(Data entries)
===
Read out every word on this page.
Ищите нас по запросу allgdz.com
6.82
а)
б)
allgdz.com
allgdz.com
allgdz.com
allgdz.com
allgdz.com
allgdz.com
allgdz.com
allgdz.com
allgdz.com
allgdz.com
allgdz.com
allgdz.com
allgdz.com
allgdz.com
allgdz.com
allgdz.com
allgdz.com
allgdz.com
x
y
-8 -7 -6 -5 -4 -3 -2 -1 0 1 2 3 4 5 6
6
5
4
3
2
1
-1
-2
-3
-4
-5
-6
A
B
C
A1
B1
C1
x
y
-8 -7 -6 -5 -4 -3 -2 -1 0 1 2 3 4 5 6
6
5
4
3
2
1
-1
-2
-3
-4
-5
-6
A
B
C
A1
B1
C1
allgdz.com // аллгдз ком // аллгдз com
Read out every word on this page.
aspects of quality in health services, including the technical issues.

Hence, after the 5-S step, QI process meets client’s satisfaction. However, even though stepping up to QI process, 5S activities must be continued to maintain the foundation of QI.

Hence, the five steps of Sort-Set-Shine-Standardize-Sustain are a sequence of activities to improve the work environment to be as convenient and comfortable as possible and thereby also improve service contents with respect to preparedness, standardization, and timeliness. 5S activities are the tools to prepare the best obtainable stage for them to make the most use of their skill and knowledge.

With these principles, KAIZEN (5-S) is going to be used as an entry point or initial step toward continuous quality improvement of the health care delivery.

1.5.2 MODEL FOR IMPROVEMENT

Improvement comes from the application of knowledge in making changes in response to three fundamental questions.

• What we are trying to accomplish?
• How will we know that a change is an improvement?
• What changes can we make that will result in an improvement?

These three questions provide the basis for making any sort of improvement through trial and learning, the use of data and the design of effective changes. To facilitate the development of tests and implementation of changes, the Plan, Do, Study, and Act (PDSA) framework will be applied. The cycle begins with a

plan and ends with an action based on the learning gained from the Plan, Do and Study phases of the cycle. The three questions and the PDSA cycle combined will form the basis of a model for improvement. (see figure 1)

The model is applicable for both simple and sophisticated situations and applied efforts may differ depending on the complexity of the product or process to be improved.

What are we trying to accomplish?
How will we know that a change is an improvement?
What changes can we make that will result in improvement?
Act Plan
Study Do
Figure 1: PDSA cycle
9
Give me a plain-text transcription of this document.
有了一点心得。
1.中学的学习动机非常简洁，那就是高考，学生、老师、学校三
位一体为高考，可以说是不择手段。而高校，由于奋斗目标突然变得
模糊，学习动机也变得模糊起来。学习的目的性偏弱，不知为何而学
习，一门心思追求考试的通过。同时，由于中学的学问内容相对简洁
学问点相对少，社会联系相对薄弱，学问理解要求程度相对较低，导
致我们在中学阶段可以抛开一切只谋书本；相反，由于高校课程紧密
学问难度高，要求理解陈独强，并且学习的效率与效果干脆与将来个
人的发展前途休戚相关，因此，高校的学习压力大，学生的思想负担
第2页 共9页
===
**What to do:** Which lines in the records above contain the string "from"? Copy each one.

**Response below:**
Improvement comes from the application of knowledge in making changes in response to three fundamental questions.
plan and ends with an action based on the learning gained from the Plan, Do and Study phases of the cycle. The three questions and the PDSA cycle combined will form the basis of a model for improvement. (see figure 1)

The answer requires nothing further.